--- BEGIN ---
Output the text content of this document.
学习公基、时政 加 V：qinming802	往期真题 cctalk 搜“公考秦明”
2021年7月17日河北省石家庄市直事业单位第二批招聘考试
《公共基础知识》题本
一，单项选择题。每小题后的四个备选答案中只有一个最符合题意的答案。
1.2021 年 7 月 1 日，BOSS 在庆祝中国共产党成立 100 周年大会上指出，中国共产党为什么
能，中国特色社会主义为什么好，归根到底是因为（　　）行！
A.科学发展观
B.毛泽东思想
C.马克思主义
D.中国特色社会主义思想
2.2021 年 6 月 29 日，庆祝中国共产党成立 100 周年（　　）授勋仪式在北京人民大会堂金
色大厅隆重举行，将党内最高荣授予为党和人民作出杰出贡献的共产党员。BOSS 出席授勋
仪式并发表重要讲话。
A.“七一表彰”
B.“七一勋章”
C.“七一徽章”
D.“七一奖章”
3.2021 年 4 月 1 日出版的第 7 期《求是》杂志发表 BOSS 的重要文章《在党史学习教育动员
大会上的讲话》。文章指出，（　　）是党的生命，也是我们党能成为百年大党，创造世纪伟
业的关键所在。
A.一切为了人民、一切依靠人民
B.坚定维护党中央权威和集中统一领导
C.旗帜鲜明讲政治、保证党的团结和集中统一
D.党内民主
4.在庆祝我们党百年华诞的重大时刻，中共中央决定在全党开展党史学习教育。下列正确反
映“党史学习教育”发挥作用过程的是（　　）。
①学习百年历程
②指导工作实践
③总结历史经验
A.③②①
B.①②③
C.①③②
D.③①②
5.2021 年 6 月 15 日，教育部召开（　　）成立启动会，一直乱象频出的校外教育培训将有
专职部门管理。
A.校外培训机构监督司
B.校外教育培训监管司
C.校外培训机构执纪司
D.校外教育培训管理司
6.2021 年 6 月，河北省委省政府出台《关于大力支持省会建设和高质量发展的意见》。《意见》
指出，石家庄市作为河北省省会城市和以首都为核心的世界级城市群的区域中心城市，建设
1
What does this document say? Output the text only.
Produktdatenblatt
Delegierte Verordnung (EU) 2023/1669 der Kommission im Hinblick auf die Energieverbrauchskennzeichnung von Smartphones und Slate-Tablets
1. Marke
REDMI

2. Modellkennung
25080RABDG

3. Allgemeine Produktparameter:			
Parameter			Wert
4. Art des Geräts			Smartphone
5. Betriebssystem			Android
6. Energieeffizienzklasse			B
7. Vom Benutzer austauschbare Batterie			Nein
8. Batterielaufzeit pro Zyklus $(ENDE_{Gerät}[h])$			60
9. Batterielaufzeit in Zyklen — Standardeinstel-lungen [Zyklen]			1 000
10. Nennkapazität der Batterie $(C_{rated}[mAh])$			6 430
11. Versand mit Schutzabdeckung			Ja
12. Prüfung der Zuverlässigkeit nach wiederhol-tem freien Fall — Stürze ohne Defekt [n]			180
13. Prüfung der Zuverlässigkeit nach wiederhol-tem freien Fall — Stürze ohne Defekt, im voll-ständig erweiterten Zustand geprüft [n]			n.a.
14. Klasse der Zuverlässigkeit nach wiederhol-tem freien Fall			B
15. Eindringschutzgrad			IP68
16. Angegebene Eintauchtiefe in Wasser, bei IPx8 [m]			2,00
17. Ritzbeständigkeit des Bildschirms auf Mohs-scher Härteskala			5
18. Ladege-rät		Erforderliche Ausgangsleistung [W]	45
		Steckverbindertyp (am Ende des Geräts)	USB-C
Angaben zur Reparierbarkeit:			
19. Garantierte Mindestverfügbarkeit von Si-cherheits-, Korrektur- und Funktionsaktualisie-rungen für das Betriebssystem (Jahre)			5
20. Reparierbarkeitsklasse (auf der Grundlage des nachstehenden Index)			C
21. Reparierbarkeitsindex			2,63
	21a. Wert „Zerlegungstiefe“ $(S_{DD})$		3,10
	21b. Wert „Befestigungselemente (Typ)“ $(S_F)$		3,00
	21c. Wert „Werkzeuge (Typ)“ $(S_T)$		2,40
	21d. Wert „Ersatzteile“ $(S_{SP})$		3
--- END ---
-- SHORT EXERCISE --
Reproduce the listing in full. Keep it exactly as written.

-- WRITTEN ANSWER --
Output the text content of this document.
学习公基、时政 加 V：qinming802	往期真题 cctalk 搜“公考秦明”
2021年7月17日河北省石家庄市直事业单位第二批招聘考试
《公共基础知识》题本
一，单项选择题。每小题后的四个备选答案中只有一个最符合题意的答案。
1.2021 年 7 月 1 日，BOSS 在庆祝中国共产党成立 100 周年大会上指出，中国共产党为什么
能，中国特色社会主义为什么好，归根到底是因为（　　）行！
A.科学发展观
B.毛泽东思想
C.马克思主义
D.中国特色社会主义思想
2.2021 年 6 月 29 日，庆祝中国共产党成立 100 周年（　　）授勋仪式在北京人民大会堂金
色大厅隆重举行，将党内最高荣授予为党和人民作出杰出贡献的共产党员。BOSS 出席授勋
仪式并发表重要讲话。
A.“七一表彰”
B.“七一勋章”
C.“七一徽章”
D.“七一奖章”
3.2021 年 4 月 1 日出版的第 7 期《求是》杂志发表 BOSS 的重要文章《在党史学习教育动员
大会上的讲话》。文章指出，（　　）是党的生命，也是我们党能成为百年大党，创造世纪伟
业的关键所在。
A.一切为了人民、一切依靠人民
B.坚定维护党中央权威和集中统一领导
C.旗帜鲜明讲政治、保证党的团结和集中统一
D.党内民主
4.在庆祝我们党百年华诞的重大时刻，中共中央决定在全党开展党史学习教育。下列正确反
映“党史学习教育”发挥作用过程的是（　　）。
①学习百年历程
②指导工作实践
③总结历史经验
A.③②①
B.①②③
C.①③②
D.③①②
5.2021 年 6 月 15 日，教育部召开（　　）成立启动会，一直乱象频出的校外教育培训将有
专职部门管理。
A.校外培训机构监督司
B.校外教育培训监管司
C.校外培训机构执纪司
D.校外教育培训管理司
6.2021 年 6 月，河北省委省政府出台《关于大力支持省会建设和高质量发展的意见》。《意见》
指出，石家庄市作为河北省省会城市和以首都为核心的世界级城市群的区域中心城市，建设
1
What does this document say? Output the text only.
Produktdatenblatt
Delegierte Verordnung (EU) 2023/1669 der Kommission im Hinblick auf die Energieverbrauchskennzeichnung von Smartphones und Slate-Tablets
1. Marke
REDMI

2. Modellkennung
25080RABDG

3. Allgemeine Produktparameter:			
Parameter			Wert
4. Art des Geräts			Smartphone
5. Betriebssystem			Android
6. Energieeffizienzklasse			B
7. Vom Benutzer austauschbare Batterie			Nein
8. Batterielaufzeit pro Zyklus $(ENDE_{Gerät}[h])$			60
9. Batterielaufzeit in Zyklen — Standardeinstel-lungen [Zyklen]			1 000
10. Nennkapazität der Batterie $(C_{rated}[mAh])$			6 430
11. Versand mit Schutzabdeckung			Ja
12. Prüfung der Zuverlässigkeit nach wiederhol-tem freien Fall — Stürze ohne Defekt [n]			180
13. Prüfung der Zuverlässigkeit nach wiederhol-tem freien Fall — Stürze ohne Defekt, im voll-ständig erweiterten Zustand geprüft [n]			n.a.
14. Klasse der Zuverlässigkeit nach wiederhol-tem freien Fall			B
15. Eindringschutzgrad			IP68
16. Angegebene Eintauchtiefe in Wasser, bei IPx8 [m]			2,00
17. Ritzbeständigkeit des Bildschirms auf Mohs-scher Härteskala			5
18. Ladege-rät		Erforderliche Ausgangsleistung [W]	45
		Steckverbindertyp (am Ende des Geräts)	USB-C
Angaben zur Reparierbarkeit:			
19. Garantierte Mindestverfügbarkeit von Si-cherheits-, Korrektur- und Funktionsaktualisie-rungen für das Betriebssystem (Jahre)			5
20. Reparierbarkeitsklasse (auf der Grundlage des nachstehenden Index)			C
21. Reparierbarkeitsindex			2,63
	21a. Wert „Zerlegungstiefe“ $(S_{DD})$		3,10
	21b. Wert „Befestigungselemente (Typ)“ $(S_F)$		3,00
	21c. Wert „Werkzeuge (Typ)“ $(S_T)$		2,40
	21d. Wert „Ersatzteile“ $(S_{SP})$		3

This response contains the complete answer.